- _Selected excerpt_
========
Jonas
Jonas

Reputation: 7875

Defining the Type of List in the subclass

I have an abstract class Workout and the classes WorkoutCircuit and WorkoutSNR that inherit from Workout.

Also I have the abstract class Exercise and the classes ExerciseCircuit and ExerciseSNR that inherit form Exercise.

The class Workout has an ArrayList<Exercise> exercises, with the corresponding getter and setter methods. Now I want to be able to call getExercises() on an Object of WorkoutCircuit and get an ArrayList<ExerciseCircuit> back and vice versa for WorkoutSNR.

I haven´t figured out how to do this because I can't override the getExercises() method in the subclasses and case ArrayList<Exercise> into ArrayList<ExerciseCurcuit>

Upvotes: 3

Views: 139

Answers (1)

davidxxx
davidxxx

Reputation: 131346

It is a good case to make Workout a generic class in order to allow subclass to define the type of element of the List returned by getExercises().
Generic classes allows the parametric polymorphism, which is what you are looking for.
You could define Workout like :

public abstract class Workout<T extends Exercise>{

   private List<T> exercises;
   public List<T> getExercises(){
      return exercices;
   }
   ...
}

And the subclasses could be :

public class WorkoutCircuit extends Workout<ExerciseCircuit>{
   ...     
}

and :

public class WorkoutSNR extends Workout<ExerciseSNR>{
   ...     
}

Note that the use of a bounded type parameter (class Workout<T extends Exercise) is not mandatory. For example class Workout<T> would be legal and it would mean that any type is accepted for the subclasses.
But specifying a more precise type provides two advantages :

  • it allows to restrict the possible types that the subclass could use.
  • it allows the abstract class to manipulate a specific declared type : Exercice instead of Object. Which could be helpful if the class provides some processing on the list using specific methods of Exercice.
========
- _Activity 1_
In the Java discussion, which two classes inherit from the abstract class Exercise?
- _Activity 2_
Extract the passage of the Java discussion starting with "Note that the" and going on through "subclass could use.".
Rely on nothing but the Java discussion above.

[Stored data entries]
========
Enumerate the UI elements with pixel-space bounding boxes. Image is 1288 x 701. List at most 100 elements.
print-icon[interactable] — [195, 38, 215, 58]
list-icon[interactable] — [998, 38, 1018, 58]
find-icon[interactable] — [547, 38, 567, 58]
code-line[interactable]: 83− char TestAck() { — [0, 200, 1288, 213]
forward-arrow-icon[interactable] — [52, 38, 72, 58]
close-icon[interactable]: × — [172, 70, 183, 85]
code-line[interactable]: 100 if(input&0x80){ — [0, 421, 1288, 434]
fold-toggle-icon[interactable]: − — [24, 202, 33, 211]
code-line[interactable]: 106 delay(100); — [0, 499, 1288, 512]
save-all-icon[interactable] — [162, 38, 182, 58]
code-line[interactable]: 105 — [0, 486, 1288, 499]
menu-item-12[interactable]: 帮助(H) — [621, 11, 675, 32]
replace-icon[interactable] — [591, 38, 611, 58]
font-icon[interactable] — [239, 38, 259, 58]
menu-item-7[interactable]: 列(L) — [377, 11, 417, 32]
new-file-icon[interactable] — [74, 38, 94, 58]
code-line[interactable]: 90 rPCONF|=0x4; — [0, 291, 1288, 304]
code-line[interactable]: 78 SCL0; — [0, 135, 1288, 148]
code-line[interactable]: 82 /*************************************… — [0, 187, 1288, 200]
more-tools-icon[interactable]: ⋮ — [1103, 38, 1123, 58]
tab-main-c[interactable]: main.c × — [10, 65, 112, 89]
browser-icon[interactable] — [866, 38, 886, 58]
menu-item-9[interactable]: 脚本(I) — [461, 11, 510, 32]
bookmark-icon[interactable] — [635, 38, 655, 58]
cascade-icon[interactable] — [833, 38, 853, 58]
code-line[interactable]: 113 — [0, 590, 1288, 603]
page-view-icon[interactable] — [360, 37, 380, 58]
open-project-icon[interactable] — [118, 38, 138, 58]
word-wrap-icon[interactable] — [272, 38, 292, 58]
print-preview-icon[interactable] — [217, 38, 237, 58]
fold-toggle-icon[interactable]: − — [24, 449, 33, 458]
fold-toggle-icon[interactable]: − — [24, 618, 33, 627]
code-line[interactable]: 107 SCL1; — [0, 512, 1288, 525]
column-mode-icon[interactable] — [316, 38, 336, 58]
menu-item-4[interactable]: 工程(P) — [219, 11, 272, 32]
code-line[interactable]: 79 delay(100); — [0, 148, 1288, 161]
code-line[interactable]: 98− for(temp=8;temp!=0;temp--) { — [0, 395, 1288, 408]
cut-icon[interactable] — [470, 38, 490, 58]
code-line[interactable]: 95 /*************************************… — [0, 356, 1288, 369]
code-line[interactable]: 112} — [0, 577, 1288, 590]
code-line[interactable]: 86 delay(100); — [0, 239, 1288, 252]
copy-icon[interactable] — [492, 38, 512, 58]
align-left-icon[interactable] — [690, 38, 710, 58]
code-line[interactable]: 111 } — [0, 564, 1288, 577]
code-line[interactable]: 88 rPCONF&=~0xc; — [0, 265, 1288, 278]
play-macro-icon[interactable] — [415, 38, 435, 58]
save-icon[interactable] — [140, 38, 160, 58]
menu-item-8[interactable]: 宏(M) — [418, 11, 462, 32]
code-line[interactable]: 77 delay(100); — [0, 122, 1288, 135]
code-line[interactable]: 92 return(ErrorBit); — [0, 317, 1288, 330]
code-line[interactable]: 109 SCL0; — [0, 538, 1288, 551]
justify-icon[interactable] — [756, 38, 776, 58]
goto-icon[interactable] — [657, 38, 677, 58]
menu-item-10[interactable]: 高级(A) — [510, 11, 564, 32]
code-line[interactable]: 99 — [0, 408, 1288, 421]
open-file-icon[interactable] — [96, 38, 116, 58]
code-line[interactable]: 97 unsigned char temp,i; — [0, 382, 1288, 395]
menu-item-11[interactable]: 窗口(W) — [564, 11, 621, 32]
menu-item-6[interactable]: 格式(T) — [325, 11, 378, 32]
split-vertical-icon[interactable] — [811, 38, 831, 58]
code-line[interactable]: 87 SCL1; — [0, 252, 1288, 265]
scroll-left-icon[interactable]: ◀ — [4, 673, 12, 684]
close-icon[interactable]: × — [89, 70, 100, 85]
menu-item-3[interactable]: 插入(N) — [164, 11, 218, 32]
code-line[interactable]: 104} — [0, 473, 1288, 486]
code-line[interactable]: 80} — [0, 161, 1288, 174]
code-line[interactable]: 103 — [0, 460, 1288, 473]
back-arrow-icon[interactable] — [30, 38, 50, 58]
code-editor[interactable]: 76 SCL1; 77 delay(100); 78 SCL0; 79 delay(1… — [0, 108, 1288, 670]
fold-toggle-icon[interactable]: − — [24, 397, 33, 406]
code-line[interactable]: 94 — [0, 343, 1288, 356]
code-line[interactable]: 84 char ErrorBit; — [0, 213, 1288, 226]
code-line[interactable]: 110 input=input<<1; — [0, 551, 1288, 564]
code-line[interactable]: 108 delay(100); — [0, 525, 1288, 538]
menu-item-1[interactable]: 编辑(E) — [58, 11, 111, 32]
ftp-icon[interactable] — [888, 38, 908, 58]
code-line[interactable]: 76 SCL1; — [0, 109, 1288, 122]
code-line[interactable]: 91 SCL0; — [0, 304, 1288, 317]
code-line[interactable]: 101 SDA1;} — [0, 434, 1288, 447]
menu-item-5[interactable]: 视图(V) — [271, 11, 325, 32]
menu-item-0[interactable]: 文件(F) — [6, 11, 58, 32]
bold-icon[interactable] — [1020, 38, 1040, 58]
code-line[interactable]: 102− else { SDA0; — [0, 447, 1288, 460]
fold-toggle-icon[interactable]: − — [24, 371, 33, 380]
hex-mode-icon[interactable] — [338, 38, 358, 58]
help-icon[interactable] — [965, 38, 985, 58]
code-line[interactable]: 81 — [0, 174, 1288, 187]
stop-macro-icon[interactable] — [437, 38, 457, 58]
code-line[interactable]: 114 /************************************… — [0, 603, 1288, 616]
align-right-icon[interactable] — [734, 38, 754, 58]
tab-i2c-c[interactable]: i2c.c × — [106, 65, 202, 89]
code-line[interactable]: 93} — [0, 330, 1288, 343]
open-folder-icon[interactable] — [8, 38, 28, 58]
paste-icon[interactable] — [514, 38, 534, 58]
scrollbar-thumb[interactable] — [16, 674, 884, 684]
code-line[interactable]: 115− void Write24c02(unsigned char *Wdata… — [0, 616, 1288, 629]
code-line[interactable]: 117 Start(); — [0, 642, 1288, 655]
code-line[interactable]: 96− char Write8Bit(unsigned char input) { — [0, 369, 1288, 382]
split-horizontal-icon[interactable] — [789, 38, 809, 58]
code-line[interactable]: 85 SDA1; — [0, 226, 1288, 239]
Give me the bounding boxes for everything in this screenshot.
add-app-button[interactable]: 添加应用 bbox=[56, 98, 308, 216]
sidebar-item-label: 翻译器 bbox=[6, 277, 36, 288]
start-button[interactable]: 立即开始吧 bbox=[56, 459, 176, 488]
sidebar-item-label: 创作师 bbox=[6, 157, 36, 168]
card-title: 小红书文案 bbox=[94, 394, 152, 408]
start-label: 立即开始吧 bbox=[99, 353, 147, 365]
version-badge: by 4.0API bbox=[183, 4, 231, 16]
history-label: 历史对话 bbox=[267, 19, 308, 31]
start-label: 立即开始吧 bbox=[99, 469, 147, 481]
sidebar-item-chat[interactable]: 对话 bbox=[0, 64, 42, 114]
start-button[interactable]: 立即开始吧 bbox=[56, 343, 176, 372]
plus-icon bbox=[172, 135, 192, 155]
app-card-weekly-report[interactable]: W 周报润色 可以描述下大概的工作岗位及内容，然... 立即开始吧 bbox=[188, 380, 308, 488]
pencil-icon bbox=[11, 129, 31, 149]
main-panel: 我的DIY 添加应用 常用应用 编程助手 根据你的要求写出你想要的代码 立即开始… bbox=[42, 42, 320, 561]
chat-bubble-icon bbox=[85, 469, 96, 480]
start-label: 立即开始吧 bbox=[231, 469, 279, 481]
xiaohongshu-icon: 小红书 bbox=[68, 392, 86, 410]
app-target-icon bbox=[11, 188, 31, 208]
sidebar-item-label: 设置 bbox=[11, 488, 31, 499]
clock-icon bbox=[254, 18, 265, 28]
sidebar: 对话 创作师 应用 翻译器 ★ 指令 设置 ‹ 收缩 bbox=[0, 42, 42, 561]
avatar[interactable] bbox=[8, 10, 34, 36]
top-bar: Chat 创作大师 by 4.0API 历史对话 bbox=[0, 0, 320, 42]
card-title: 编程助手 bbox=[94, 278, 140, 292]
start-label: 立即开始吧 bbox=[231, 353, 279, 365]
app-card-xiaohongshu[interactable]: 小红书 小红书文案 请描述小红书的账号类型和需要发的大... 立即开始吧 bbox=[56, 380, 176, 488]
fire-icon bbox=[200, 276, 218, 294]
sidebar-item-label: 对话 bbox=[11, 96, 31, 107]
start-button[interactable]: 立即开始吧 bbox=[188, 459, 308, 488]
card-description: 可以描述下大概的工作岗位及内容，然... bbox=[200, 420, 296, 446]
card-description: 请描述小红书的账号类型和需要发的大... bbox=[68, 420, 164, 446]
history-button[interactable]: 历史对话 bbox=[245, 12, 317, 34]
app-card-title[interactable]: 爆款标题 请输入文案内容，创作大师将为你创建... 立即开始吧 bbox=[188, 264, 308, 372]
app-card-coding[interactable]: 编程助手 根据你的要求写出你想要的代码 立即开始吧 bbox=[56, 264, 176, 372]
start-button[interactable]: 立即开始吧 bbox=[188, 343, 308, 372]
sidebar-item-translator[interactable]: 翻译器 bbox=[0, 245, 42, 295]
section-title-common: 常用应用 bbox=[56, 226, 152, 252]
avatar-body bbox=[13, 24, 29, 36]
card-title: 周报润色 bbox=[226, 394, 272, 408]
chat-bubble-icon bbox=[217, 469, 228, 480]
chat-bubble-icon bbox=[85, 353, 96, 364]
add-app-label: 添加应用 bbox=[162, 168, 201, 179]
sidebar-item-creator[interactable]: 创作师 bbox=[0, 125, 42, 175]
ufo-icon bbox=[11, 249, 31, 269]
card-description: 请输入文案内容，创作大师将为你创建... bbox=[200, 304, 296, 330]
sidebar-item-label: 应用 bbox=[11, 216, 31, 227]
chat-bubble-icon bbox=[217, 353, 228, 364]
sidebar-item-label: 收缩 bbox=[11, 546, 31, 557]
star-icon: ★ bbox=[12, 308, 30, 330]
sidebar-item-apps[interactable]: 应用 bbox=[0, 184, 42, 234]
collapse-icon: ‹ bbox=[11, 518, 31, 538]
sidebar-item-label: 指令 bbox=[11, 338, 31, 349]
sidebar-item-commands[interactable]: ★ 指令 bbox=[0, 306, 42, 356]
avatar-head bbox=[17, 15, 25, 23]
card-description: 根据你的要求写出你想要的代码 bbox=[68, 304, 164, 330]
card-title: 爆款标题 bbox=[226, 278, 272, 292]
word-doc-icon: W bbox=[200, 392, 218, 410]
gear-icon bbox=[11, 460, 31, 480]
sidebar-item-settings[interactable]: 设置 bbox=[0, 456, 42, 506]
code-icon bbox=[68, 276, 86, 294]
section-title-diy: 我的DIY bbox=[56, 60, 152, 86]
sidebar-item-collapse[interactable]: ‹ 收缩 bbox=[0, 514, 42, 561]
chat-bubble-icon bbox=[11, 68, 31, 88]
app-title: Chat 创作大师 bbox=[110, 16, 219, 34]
========
- _Task output 1_
ExerciseCircuit and ExerciseSNR inherit from Exercise.

- _Task output 2_
Note that the use of a bounded type parameter (class Workout<T extends Exercise) is not mandatory. For example class Workout<T> would be legal and it would mean that any type is accepted for the subclasses.
But specifying a more precise type provides two advantages :

  • it allows to restrict the possible types that the subclass could use.